_Input rows_.
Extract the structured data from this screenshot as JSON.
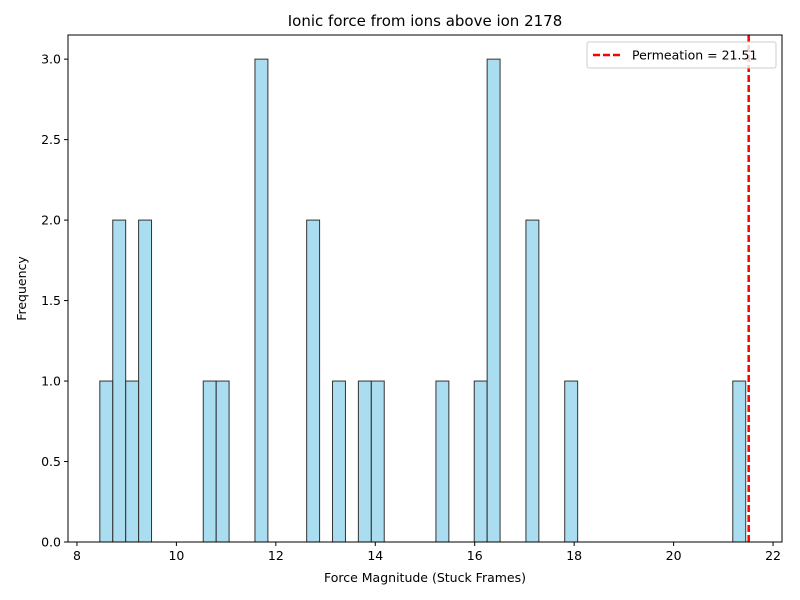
{
  "chart_data": {
    "type": "bar",
    "title": "Ionic force from ions above ion 2178",
    "xlabel": "Force Magnitude (Stuck Frames)",
    "ylabel": "Frequency",
    "xlim": [
      7.82,
      22.18
    ],
    "ylim": [
      0,
      3.15
    ],
    "bin_width": 0.26,
    "xticks": [
      8,
      10,
      12,
      14,
      16,
      18,
      20,
      22
    ],
    "yticks": [
      0.0,
      0.5,
      1.0,
      1.5,
      2.0,
      2.5,
      3.0
    ],
    "xtick_labels": [
      "8",
      "10",
      "12",
      "14",
      "16",
      "18",
      "20",
      "22"
    ],
    "ytick_labels": [
      "0.0",
      "0.5",
      "1.0",
      "1.5",
      "2.0",
      "2.5",
      "3.0"
    ],
    "bins": [
      {
        "x": 8.46,
        "count": 1
      },
      {
        "x": 8.72,
        "count": 2
      },
      {
        "x": 8.98,
        "count": 1
      },
      {
        "x": 9.24,
        "count": 2
      },
      {
        "x": 10.54,
        "count": 1
      },
      {
        "x": 10.8,
        "count": 1
      },
      {
        "x": 11.58,
        "count": 3
      },
      {
        "x": 12.62,
        "count": 2
      },
      {
        "x": 13.14,
        "count": 1
      },
      {
        "x": 13.66,
        "count": 1
      },
      {
        "x": 13.92,
        "count": 1
      },
      {
        "x": 15.22,
        "count": 1
      },
      {
        "x": 15.99,
        "count": 1
      },
      {
        "x": 16.25,
        "count": 3
      },
      {
        "x": 17.03,
        "count": 2
      },
      {
        "x": 17.81,
        "count": 1
      },
      {
        "x": 21.19,
        "count": 1
      }
    ],
    "bar_color": "#87CEEB",
    "bar_edge_color": "#333333",
    "reference_line": {
      "x": 21.51,
      "color": "#ff0000",
      "label": "Permeation = 21.51"
    },
    "legend_position": "top-right",
    "grid": false
  }
}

_Your instructions_.
Restate the listing above word for word, and skip the pictures.

_Worked answer_.
Extract the structured data from this screenshot as JSON.
{
  "chart_data": {
    "type": "bar",
    "title": "Ionic force from ions above ion 2178",
    "xlabel": "Force Magnitude (Stuck Frames)",
    "ylabel": "Frequency",
    "xlim": [
      7.82,
      22.18
    ],
    "ylim": [
      0,
      3.15
    ],
    "bin_width": 0.26,
    "xticks": [
      8,
      10,
      12,
      14,
      16,
      18,
      20,
      22
    ],
    "yticks": [
      0.0,
      0.5,
      1.0,
      1.5,
      2.0,
      2.5,
      3.0
    ],
    "xtick_labels": [
      "8",
      "10",
      "12",
      "14",
      "16",
      "18",
      "20",
      "22"
    ],
    "ytick_labels": [
      "0.0",
      "0.5",
      "1.0",
      "1.5",
      "2.0",
      "2.5",
      "3.0"
    ],
    "bins": [
      {
        "x": 8.46,
        "count": 1
      },
      {
        "x": 8.72,
        "count": 2
      },
      {
        "x": 8.98,
        "count": 1
      },
      {
        "x": 9.24,
        "count": 2
      },
      {
        "x": 10.54,
        "count": 1
      },
      {
        "x": 10.8,
        "count": 1
      },
      {
        "x": 11.58,
        "count": 3
      },
      {
        "x": 12.62,
        "count": 2
      },
      {
        "x": 13.14,
        "count": 1
      },
      {
        "x": 13.66,
        "count": 1
      },
      {
        "x": 13.92,
        "count": 1
      },
      {
        "x": 15.22,
        "count": 1
      },
      {
        "x": 15.99,
        "count": 1
      },
      {
        "x": 16.25,
        "count": 3
      },
      {
        "x": 17.03,
        "count": 2
      },
      {
        "x": 17.81,
        "count": 1
      },
      {
        "x": 21.19,
        "count": 1
      }
    ],
    "bar_color": "#87CEEB",
    "bar_edge_color": "#333333",
    "reference_line": {
      "x": 21.51,
      "color": "#ff0000",
      "label": "Permeation = 21.51"
    },
    "legend_position": "top-right",
    "grid": false
  }
}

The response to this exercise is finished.